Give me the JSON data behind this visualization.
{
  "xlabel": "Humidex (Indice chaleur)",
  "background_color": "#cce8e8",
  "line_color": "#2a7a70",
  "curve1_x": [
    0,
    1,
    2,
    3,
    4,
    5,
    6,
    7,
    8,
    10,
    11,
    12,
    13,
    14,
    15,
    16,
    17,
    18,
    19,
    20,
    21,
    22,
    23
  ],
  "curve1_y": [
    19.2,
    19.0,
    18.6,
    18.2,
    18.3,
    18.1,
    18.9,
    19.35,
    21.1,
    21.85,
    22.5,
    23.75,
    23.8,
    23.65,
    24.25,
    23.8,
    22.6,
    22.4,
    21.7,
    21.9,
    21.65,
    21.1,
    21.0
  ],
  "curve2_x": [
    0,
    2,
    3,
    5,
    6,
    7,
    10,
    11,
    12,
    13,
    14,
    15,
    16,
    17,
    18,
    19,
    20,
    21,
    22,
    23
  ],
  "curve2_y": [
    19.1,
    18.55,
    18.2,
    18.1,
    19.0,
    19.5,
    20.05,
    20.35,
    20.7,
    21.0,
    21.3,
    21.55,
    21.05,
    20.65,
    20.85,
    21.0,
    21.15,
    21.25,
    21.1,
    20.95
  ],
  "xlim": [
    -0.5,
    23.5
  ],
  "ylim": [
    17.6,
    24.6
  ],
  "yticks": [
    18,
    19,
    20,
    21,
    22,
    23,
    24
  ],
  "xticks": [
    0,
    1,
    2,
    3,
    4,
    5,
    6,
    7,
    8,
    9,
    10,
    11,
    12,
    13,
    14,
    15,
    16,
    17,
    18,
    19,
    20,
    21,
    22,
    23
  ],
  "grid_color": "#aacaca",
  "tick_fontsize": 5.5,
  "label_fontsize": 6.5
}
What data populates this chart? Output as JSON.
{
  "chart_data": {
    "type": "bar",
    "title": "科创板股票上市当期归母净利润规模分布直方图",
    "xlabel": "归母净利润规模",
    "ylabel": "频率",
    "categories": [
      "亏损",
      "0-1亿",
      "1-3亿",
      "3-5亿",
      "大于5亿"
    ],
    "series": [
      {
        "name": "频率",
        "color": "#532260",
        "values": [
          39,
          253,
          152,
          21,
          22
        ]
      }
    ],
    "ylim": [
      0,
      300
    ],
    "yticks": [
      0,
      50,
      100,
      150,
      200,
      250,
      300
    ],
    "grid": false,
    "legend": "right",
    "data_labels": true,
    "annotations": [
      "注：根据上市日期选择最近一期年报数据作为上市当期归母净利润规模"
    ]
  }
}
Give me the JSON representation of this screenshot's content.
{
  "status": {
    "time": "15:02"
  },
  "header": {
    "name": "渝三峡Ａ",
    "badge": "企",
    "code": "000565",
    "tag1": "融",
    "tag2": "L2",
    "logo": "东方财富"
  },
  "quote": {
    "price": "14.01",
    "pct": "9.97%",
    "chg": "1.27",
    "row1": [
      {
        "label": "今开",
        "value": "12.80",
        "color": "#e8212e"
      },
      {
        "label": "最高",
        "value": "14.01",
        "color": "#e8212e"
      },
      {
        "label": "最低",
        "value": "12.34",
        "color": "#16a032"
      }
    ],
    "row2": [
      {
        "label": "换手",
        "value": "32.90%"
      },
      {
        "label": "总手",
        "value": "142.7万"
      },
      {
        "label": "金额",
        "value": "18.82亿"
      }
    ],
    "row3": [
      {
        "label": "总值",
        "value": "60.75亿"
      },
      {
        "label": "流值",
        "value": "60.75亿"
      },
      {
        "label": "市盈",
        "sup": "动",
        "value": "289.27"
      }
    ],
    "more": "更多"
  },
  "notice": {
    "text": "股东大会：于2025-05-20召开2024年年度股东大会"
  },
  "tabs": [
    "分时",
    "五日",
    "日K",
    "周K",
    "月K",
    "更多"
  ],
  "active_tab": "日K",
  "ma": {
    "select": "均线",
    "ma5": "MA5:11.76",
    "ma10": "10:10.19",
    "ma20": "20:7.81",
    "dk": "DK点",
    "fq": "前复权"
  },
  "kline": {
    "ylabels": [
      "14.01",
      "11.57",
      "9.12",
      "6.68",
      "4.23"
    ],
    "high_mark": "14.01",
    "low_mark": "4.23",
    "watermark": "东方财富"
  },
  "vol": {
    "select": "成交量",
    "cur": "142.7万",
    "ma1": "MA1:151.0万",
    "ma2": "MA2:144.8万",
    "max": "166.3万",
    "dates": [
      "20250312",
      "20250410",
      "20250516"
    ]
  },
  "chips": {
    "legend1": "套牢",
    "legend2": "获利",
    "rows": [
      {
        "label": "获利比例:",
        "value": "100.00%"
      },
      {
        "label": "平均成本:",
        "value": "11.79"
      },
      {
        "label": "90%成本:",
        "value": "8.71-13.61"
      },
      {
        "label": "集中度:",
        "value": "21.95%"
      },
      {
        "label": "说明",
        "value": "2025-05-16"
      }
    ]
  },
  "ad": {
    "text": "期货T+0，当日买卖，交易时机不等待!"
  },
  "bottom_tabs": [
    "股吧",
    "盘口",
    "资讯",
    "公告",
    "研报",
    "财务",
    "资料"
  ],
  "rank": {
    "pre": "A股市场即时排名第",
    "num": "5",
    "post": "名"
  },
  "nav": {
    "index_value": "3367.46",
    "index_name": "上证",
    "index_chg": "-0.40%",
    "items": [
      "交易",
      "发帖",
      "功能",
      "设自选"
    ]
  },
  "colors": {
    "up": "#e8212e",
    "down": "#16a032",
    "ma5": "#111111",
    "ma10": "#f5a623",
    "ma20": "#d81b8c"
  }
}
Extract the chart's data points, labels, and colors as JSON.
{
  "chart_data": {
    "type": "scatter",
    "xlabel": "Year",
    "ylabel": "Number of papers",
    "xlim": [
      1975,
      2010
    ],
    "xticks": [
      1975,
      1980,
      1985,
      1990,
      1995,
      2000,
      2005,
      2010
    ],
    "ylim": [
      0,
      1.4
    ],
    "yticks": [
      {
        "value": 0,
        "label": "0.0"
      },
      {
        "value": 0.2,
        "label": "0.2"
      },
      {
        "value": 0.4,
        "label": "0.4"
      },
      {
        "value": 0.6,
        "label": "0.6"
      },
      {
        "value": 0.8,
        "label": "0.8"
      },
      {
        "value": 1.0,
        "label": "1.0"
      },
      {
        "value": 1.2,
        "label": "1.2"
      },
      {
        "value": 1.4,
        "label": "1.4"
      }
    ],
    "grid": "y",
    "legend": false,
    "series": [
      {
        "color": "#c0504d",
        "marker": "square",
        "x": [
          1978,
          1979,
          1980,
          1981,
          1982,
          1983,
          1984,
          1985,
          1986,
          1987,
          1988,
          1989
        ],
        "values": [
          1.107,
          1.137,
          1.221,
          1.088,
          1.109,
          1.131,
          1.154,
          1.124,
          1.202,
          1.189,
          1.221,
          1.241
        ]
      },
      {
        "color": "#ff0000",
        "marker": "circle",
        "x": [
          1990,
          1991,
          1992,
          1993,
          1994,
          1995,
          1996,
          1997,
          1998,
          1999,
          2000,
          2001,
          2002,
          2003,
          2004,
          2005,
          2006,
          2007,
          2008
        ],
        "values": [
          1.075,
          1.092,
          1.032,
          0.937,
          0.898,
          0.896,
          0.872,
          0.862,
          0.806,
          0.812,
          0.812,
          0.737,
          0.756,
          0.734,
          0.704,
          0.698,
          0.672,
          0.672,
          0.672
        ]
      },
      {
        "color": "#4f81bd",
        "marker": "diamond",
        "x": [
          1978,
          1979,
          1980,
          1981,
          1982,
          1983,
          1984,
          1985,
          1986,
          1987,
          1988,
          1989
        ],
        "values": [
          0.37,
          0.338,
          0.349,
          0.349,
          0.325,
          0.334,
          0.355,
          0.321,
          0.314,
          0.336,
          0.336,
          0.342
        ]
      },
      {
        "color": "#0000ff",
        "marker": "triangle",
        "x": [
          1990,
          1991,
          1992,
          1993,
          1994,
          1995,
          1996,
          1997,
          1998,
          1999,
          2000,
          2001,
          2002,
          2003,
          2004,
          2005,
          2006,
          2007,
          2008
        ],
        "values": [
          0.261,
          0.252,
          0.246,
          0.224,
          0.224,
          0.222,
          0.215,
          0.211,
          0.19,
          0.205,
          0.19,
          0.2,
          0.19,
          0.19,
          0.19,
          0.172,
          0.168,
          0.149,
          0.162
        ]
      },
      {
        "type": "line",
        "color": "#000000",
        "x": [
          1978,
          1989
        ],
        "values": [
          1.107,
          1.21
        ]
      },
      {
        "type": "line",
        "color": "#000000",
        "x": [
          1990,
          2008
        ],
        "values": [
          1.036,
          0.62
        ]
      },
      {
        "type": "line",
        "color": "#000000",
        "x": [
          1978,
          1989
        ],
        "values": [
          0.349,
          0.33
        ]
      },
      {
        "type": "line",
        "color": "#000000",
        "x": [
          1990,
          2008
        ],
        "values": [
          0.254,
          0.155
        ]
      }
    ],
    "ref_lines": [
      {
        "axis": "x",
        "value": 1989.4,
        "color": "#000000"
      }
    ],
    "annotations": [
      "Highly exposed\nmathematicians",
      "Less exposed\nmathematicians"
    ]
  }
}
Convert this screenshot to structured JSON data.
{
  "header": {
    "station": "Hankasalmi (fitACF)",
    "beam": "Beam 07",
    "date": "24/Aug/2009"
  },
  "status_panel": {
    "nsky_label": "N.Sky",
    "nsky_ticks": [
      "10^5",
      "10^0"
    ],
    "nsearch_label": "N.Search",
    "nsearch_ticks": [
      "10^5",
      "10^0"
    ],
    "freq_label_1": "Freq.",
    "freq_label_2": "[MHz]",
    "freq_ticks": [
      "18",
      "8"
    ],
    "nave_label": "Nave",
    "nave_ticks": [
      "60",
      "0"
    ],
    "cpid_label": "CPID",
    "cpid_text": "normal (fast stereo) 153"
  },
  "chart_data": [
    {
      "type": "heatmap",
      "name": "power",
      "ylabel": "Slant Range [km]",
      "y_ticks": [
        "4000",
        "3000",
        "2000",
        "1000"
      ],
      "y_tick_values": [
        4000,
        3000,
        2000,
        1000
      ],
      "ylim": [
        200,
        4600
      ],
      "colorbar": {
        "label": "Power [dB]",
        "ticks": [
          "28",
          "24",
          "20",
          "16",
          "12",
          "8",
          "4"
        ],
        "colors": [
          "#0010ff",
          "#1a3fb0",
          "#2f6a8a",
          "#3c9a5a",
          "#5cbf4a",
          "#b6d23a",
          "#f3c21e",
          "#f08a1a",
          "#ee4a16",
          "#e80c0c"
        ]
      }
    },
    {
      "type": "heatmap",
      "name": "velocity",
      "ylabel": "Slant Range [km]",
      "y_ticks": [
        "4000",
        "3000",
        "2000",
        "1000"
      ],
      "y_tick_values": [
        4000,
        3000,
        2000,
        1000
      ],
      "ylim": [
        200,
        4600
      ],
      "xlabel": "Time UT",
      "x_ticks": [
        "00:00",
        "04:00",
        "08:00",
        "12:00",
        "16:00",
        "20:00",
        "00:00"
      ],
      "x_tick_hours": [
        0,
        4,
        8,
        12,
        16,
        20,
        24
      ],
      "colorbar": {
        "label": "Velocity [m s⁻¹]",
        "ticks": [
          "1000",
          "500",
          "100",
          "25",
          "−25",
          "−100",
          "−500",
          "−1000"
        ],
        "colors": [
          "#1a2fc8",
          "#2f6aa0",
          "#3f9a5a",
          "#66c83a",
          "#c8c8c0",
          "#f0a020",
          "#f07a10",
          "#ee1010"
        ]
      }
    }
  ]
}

·····

▸ **Set task**: From the records above, work out how many lines contain the string "marker". Give only the number.

▸ **Exercise output**: 4